======== Data supplied
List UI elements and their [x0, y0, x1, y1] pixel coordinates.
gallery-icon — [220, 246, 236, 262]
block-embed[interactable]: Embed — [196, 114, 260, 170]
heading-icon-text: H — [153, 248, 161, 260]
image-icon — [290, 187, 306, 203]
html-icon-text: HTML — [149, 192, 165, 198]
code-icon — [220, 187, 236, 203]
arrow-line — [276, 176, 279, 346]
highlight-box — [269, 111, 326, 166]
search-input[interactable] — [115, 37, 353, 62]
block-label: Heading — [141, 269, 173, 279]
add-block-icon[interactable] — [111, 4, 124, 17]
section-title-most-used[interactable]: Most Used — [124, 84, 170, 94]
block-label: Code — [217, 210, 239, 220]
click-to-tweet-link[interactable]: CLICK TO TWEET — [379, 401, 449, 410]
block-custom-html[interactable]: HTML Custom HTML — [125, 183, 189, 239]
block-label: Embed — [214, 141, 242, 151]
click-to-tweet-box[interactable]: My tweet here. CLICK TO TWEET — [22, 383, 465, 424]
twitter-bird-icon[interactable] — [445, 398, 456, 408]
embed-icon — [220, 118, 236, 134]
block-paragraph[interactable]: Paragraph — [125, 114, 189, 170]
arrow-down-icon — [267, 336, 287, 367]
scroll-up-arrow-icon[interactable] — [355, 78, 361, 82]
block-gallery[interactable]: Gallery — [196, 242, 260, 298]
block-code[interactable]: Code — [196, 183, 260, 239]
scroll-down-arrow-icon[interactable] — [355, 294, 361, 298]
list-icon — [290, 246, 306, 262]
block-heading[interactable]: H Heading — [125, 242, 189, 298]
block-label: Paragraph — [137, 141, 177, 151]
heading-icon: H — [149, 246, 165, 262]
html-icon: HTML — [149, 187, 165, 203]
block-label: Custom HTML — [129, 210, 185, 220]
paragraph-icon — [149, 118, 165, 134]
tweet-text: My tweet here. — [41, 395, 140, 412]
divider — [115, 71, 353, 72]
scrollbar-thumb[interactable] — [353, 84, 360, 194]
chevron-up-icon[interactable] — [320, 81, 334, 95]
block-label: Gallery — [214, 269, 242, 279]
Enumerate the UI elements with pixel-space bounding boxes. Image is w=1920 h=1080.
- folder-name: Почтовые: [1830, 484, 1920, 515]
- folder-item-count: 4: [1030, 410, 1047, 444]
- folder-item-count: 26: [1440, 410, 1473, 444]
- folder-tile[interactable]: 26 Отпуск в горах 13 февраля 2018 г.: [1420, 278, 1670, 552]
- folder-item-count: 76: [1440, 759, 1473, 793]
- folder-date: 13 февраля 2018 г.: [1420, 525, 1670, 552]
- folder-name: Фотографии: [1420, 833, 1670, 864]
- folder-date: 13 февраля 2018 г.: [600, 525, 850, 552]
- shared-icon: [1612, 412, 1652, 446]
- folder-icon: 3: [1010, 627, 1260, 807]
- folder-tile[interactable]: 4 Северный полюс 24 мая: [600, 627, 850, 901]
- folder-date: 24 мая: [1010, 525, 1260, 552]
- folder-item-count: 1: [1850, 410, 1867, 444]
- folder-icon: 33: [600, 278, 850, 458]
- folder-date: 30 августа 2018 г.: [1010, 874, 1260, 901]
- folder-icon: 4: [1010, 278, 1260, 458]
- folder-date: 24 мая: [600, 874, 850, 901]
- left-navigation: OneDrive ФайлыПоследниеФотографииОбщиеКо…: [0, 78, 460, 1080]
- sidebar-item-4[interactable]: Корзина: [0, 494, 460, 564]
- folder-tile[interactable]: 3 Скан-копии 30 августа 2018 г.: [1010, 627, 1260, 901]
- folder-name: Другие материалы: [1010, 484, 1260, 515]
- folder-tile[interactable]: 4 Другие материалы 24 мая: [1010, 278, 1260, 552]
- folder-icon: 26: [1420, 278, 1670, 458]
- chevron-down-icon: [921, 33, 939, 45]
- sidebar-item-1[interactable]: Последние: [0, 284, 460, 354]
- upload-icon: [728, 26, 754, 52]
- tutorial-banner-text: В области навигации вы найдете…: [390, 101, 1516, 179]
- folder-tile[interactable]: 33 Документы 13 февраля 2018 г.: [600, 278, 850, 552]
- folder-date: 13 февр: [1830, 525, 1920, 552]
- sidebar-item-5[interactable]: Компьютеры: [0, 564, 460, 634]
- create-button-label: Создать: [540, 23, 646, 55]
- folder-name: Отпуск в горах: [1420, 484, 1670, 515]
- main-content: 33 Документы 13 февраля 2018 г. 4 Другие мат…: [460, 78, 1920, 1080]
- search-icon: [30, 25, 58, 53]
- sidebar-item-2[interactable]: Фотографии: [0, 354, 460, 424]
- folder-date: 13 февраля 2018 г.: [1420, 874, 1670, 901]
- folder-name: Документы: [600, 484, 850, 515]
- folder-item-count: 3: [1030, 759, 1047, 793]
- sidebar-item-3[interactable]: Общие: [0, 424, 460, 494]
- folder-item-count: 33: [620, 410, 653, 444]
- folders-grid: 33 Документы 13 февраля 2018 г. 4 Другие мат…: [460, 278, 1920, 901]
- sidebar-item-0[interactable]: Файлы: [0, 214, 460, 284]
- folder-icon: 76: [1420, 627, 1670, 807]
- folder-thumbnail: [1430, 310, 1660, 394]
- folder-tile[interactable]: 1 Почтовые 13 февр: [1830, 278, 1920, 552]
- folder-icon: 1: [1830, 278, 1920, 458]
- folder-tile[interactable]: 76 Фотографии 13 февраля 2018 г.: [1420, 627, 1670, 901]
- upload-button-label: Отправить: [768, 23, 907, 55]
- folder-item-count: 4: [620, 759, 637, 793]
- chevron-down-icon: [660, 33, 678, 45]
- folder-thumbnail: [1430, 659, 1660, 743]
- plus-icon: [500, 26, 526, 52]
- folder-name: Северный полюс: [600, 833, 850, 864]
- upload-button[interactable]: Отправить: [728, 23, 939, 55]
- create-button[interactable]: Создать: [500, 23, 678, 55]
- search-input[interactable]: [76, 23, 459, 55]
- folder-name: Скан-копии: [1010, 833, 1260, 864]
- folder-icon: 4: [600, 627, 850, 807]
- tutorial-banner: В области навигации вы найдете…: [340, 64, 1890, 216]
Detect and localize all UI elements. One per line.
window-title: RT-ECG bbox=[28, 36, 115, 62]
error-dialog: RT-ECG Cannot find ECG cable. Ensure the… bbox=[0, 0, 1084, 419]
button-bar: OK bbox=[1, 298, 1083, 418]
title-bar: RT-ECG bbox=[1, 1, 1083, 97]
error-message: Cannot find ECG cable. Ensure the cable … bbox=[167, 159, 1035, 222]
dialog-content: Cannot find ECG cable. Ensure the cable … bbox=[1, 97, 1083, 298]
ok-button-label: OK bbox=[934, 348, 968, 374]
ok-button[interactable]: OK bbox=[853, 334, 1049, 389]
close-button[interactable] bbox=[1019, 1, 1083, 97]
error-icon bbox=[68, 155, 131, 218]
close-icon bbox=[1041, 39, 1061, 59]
================
Work to be completed:
Arrange every line of the listing above as a JSON list of strings, with one string per line. Omit blank lines.

Result below:
[
  "List UI elements and their [x0, y0, x1, y1] pixel coordinates.",
  "gallery-icon — [220, 246, 236, 262]",
  "block-embed[interactable]: Embed — [196, 114, 260, 170]",
  "heading-icon-text: H — [153, 248, 161, 260]",
  "image-icon — [290, 187, 306, 203]",
  "html-icon-text: HTML — [149, 192, 165, 198]",
  "code-icon — [220, 187, 236, 203]",
  "arrow-line — [276, 176, 279, 346]",
  "highlight-box — [269, 111, 326, 166]",
  "search-input[interactable] — [115, 37, 353, 62]",
  "block-label: Heading — [141, 269, 173, 279]",
  "add-block-icon[interactable] — [111, 4, 124, 17]",
  "section-title-most-used[interactable]: Most Used — [124, 84, 170, 94]",
  "block-label: Code — [217, 210, 239, 220]",
  "click-to-tweet-link[interactable]: CLICK TO TWEET — [379, 401, 449, 410]",
  "block-custom-html[interactable]: HTML Custom HTML — [125, 183, 189, 239]",
  "block-label: Embed — [214, 141, 242, 151]",
  "click-to-tweet-box[interactable]: My tweet here. CLICK TO TWEET — [22, 383, 465, 424]",
  "twitter-bird-icon[interactable] — [445, 398, 456, 408]",
  "embed-icon — [220, 118, 236, 134]",
  "block-paragraph[interactable]: Paragraph — [125, 114, 189, 170]",
  "arrow-down-icon — [267, 336, 287, 367]",
  "scroll-up-arrow-icon[interactable] — [355, 78, 361, 82]",
  "block-gallery[interactable]: Gallery — [196, 242, 260, 298]",
  "block-code[interactable]: Code — [196, 183, 260, 239]",
  "scroll-down-arrow-icon[interactable] — [355, 294, 361, 298]",
  "list-icon — [290, 246, 306, 262]",
  "block-heading[interactable]: H Heading — [125, 242, 189, 298]",
  "block-label: Paragraph — [137, 141, 177, 151]",
  "heading-icon: H — [149, 246, 165, 262]",
  "html-icon: HTML — [149, 187, 165, 203]",
  "block-label: Custom HTML — [129, 210, 185, 220]",
  "paragraph-icon — [149, 118, 165, 134]",
  "tweet-text: My tweet here. — [41, 395, 140, 412]",
  "divider — [115, 71, 353, 72]",
  "scrollbar-thumb[interactable] — [353, 84, 360, 194]",
  "chevron-up-icon[interactable] — [320, 81, 334, 95]",
  "block-label: Gallery — [214, 269, 242, 279]",
  "Enumerate the UI elements with pixel-space bounding boxes. Image is w=1920 h=1080.",
  "- folder-name: Почтовые: [1830, 484, 1920, 515]",
  "- folder-item-count: 4: [1030, 410, 1047, 444]",
  "- folder-item-count: 26: [1440, 410, 1473, 444]",
  "- folder-tile[interactable]: 26 Отпуск в горах 13 февраля 2018 г.: [1420, 278, 1670, 552]",
  "- folder-item-count: 76: [1440, 759, 1473, 793]",
  "- folder-date: 13 февраля 2018 г.: [1420, 525, 1670, 552]",
  "- folder-name: Фотографии: [1420, 833, 1670, 864]",
  "- folder-date: 13 февраля 2018 г.: [600, 525, 850, 552]",
  "- shared-icon: [1612, 412, 1652, 446]",
  "- folder-icon: 3: [1010, 627, 1260, 807]",
  "- folder-tile[interactable]: 4 Северный полюс 24 мая: [600, 627, 850, 901]",
  "- folder-date: 24 мая: [1010, 525, 1260, 552]",
  "- folder-item-count: 1: [1850, 410, 1867, 444]",
  "- folder-icon: 33: [600, 278, 850, 458]",
  "- folder-date: 30 августа 2018 г.: [1010, 874, 1260, 901]",
  "- folder-icon: 4: [1010, 278, 1260, 458]",
  "- folder-date: 24 мая: [600, 874, 850, 901]",
  "- left-navigation: OneDrive ФайлыПоследниеФотографииОбщиеКо…: [0, 78, 460, 1080]",
  "- sidebar-item-4[interactable]: Корзина: [0, 494, 460, 564]",
  "- folder-tile[interactable]: 3 Скан-копии 30 августа 2018 г.: [1010, 627, 1260, 901]",
  "- folder-name: Другие материалы: [1010, 484, 1260, 515]",
  "- folder-tile[interactable]: 4 Другие материалы 24 мая: [1010, 278, 1260, 552]",
  "- folder-icon: 26: [1420, 278, 1670, 458]",
  "- chevron-down-icon: [921, 33, 939, 45]",
  "- sidebar-item-1[interactable]: Последние: [0, 284, 460, 354]",
  "- upload-icon: [728, 26, 754, 52]",
  "- tutorial-banner-text: В области навигации вы найдете…: [390, 101, 1516, 179]",
  "- folder-tile[interactable]: 33 Документы 13 февраля 2018 г.: [600, 278, 850, 552]",
  "- folder-date: 13 февр: [1830, 525, 1920, 552]",
  "- sidebar-item-5[interactable]: Компьютеры: [0, 564, 460, 634]",
  "- create-button-label: Создать: [540, 23, 646, 55]",
  "- folder-name: Отпуск в горах: [1420, 484, 1670, 515]",
  "- main-content: 33 Документы 13 февраля 2018 г. 4 Другие мат…: [460, 78, 1920, 1080]",
  "- search-icon: [30, 25, 58, 53]",
  "- sidebar-item-2[interactable]: Фотографии: [0, 354, 460, 424]",
  "- folder-date: 13 февраля 2018 г.: [1420, 874, 1670, 901]",
  "- folder-name: Документы: [600, 484, 850, 515]",
  "- folder-item-count: 3: [1030, 759, 1047, 793]",
  "- sidebar-item-3[interactable]: Общие: [0, 424, 460, 494]",
  "- folder-item-count: 33: [620, 410, 653, 444]",
  "- folders-grid: 33 Документы 13 февраля 2018 г. 4 Другие мат…: [460, 278, 1920, 901]",
  "- sidebar-item-0[interactable]: Файлы: [0, 214, 460, 284]",
  "- folder-icon: 76: [1420, 627, 1670, 807]",
  "- folder-thumbnail: [1430, 310, 1660, 394]",
  "- folder-tile[interactable]: 1 Почтовые 13 февр: [1830, 278, 1920, 552]",
  "- folder-icon: 1: [1830, 278, 1920, 458]",
  "- folder-tile[interactable]: 76 Фотографии 13 февраля 2018 г.: [1420, 627, 1670, 901]",
  "- upload-button-label: Отправить: [768, 23, 907, 55]",
  "- folder-item-count: 4: [620, 759, 637, 793]",
  "- chevron-down-icon: [660, 33, 678, 45]",
  "- folder-thumbnail: [1430, 659, 1660, 743]",
  "- plus-icon: [500, 26, 526, 52]",
  "- folder-name: Северный полюс: [600, 833, 850, 864]",
  "- upload-button[interactable]: Отправить: [728, 23, 939, 55]",
  "- create-button[interactable]: Создать: [500, 23, 678, 55]",
  "- search-input[interactable]: [76, 23, 459, 55]",
  "- folder-name: Скан-копии: [1010, 833, 1260, 864]",
  "- folder-icon: 4: [600, 627, 850, 807]",
  "- tutorial-banner: В области навигации вы найдете…: [340, 64, 1890, 216]",
  "Detect and localize all UI elements. One per line.",
  "window-title: RT-ECG bbox=[28, 36, 115, 62]",
  "error-dialog: RT-ECG Cannot find ECG cable. Ensure the… bbox=[0, 0, 1084, 419]",
  "button-bar: OK bbox=[1, 298, 1083, 418]",
  "title-bar: RT-ECG bbox=[1, 1, 1083, 97]",
  "error-message: Cannot find ECG cable. Ensure the cable … bbox=[167, 159, 1035, 222]",
  "dialog-content: Cannot find ECG cable. Ensure the cable … bbox=[1, 97, 1083, 298]",
  "ok-button-label: OK bbox=[934, 348, 968, 374]",
  "ok-button[interactable]: OK bbox=[853, 334, 1049, 389]",
  "close-button[interactable] bbox=[1019, 1, 1083, 97]",
  "error-icon bbox=[68, 155, 131, 218]",
  "close-icon bbox=[1041, 39, 1061, 59]"
]